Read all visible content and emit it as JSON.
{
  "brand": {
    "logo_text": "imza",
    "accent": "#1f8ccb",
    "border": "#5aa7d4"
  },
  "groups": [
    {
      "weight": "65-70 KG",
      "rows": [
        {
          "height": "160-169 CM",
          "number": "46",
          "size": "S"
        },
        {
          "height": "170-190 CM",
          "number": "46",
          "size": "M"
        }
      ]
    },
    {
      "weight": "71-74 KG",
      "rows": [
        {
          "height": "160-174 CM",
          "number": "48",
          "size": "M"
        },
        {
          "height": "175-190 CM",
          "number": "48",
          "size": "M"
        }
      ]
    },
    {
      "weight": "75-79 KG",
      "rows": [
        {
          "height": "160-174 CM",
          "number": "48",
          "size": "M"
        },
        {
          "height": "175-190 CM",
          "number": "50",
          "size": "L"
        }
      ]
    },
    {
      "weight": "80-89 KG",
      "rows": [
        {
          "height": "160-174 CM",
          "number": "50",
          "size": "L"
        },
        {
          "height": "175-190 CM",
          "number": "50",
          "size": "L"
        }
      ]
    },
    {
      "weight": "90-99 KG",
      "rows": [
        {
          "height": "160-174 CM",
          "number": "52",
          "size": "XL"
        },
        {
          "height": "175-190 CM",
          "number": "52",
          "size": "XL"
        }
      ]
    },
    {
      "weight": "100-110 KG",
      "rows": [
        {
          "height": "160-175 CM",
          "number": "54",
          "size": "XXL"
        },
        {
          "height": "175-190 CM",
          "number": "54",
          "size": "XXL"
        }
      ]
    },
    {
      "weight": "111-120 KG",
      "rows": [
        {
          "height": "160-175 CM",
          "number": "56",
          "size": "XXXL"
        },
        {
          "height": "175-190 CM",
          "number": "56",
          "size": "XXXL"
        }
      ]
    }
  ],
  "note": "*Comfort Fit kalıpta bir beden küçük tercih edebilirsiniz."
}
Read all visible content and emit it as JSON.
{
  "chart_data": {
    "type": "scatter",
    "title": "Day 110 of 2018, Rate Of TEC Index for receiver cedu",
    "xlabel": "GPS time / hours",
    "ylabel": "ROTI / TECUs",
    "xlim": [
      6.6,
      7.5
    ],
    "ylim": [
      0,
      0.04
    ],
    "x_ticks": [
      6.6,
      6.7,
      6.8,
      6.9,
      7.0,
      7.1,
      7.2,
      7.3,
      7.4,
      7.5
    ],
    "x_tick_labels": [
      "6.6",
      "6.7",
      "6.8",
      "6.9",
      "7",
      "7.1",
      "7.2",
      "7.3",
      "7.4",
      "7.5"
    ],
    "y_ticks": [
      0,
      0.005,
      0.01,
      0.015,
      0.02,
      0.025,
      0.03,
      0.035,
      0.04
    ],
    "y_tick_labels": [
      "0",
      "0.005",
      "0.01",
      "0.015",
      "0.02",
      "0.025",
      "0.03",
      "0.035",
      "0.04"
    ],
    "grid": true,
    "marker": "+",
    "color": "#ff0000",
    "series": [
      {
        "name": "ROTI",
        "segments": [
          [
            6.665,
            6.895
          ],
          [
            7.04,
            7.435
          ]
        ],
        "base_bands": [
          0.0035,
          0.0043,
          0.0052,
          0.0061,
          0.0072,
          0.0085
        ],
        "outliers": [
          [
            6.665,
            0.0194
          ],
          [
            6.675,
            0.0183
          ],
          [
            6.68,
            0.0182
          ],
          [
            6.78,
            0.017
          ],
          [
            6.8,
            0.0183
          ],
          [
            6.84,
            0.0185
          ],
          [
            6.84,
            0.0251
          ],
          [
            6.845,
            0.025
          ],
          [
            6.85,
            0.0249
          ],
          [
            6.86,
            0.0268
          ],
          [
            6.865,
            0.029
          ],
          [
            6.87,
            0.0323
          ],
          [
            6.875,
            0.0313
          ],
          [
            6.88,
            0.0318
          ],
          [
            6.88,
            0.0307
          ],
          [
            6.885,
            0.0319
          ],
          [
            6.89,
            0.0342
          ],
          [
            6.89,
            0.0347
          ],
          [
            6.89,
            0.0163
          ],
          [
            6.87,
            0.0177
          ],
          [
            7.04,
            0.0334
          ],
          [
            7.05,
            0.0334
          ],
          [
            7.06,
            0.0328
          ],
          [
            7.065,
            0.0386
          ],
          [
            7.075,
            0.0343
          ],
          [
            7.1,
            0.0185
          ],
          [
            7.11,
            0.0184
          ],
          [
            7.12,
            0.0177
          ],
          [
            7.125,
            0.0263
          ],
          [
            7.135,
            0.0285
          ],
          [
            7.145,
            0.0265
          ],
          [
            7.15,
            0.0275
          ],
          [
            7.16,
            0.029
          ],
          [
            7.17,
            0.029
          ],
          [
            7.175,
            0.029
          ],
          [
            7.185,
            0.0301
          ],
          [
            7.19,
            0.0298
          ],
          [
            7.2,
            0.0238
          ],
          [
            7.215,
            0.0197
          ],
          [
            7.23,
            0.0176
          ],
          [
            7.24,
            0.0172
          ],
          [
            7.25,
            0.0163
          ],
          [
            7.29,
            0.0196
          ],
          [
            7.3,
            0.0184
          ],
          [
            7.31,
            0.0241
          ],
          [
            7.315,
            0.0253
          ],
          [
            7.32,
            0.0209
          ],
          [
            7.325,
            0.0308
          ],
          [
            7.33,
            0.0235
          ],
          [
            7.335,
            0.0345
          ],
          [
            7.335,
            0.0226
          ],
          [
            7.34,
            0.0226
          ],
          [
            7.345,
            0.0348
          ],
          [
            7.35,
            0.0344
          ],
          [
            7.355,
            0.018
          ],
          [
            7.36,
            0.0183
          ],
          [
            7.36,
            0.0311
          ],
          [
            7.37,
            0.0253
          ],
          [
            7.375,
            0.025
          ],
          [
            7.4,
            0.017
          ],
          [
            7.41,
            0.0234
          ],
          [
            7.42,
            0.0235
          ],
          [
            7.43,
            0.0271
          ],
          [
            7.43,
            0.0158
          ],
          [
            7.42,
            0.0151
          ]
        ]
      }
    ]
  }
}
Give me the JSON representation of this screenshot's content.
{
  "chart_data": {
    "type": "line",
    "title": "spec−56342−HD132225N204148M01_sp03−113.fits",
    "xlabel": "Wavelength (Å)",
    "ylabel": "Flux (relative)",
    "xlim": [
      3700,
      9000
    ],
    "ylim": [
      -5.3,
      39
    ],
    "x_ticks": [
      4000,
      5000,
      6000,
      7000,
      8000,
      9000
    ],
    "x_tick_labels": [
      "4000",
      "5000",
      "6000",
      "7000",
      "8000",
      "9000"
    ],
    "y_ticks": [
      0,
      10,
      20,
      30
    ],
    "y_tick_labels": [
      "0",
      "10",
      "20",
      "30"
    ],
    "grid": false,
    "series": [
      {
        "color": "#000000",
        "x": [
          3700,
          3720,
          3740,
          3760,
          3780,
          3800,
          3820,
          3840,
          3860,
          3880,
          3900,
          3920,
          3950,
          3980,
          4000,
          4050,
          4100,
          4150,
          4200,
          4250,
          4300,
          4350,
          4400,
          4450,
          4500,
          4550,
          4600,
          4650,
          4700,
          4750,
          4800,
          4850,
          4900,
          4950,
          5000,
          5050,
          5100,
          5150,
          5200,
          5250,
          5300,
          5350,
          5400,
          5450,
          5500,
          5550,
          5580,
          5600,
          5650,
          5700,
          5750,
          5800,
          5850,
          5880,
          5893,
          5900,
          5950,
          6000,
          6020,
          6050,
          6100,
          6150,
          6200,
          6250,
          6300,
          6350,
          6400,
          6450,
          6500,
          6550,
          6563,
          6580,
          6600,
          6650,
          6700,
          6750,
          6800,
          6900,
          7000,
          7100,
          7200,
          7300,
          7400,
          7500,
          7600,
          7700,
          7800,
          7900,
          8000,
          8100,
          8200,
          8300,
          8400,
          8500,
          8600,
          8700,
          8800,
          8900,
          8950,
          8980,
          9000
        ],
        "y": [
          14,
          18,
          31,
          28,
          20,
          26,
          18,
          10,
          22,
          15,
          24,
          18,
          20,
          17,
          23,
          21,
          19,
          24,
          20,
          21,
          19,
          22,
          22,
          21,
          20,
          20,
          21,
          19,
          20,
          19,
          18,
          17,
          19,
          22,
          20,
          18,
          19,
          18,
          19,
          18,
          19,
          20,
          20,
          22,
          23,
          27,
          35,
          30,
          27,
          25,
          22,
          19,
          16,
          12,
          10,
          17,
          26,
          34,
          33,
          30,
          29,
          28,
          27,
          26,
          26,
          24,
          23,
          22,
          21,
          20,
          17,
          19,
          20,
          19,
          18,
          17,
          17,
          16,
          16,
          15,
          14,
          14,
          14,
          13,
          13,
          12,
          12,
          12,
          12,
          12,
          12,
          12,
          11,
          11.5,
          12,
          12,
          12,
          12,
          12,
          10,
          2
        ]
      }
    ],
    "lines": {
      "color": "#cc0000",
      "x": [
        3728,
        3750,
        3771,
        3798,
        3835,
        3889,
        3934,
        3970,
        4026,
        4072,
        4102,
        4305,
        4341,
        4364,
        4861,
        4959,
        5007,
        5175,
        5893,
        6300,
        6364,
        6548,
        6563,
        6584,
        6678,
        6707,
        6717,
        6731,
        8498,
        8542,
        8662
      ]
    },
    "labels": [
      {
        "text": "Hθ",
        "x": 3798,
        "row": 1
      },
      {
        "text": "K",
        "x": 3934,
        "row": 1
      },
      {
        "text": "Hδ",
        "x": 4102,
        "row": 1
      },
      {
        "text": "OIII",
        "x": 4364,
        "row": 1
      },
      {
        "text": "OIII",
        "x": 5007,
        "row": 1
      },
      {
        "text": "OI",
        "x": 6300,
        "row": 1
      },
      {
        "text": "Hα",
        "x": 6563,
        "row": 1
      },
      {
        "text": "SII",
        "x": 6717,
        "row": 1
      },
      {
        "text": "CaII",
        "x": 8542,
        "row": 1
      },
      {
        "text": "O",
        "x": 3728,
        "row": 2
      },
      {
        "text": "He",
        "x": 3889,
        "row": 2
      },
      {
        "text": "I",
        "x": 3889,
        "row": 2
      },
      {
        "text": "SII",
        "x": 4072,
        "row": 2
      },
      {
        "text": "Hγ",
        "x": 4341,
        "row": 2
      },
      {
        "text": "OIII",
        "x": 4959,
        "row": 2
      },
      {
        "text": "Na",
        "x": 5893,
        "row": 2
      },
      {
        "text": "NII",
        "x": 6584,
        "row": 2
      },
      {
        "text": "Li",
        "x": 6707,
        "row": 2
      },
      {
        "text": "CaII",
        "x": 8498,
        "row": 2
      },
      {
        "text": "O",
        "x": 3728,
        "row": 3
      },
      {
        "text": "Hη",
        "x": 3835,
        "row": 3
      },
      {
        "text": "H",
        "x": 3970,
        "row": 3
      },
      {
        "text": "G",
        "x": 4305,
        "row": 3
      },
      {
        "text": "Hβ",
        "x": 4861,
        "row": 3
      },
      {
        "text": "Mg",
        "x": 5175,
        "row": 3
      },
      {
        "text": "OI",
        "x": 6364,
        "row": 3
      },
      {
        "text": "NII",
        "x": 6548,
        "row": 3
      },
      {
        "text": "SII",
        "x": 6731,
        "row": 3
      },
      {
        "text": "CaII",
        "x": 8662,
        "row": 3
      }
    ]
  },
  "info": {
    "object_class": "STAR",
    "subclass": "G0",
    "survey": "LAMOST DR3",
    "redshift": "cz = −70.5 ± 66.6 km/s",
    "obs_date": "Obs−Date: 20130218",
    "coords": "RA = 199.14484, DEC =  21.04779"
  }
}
****
TASK INSTRUCTIONS
Extract from the data every line where "color" shows up.

TASK RESULT
    "color": "#ff0000",
        "color": "#000000",
      "color": "#cc0000",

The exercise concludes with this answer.